• WRITTEN INSTRUCTION
Isolate every line in the data with the string "What" and copy it.

• ROWS
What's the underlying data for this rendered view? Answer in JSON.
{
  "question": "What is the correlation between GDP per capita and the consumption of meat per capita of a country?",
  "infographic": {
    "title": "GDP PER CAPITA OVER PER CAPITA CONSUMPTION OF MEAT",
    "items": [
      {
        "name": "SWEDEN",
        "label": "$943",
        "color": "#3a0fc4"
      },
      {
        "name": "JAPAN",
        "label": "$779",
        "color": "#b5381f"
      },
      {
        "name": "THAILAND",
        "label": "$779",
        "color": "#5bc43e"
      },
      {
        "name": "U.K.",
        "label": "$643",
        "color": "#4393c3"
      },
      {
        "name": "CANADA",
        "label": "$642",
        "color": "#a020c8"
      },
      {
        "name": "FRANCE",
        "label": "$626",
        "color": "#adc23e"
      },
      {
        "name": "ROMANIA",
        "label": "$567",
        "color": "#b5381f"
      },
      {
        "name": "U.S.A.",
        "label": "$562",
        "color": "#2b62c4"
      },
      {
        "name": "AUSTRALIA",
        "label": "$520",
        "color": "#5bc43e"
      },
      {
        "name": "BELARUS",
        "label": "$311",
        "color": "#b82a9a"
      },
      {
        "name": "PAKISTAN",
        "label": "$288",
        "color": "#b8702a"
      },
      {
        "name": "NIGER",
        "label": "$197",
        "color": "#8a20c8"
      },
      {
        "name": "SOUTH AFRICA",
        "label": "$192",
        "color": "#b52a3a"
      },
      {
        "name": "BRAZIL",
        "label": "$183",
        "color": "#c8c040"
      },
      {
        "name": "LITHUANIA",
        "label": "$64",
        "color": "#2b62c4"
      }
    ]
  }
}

• ANSWER IN FULL
What's the underlying data for this rendered view? Answer in JSON.
  "question": "What is the correlation between GDP per capita and the consumption of meat per capita of a country?",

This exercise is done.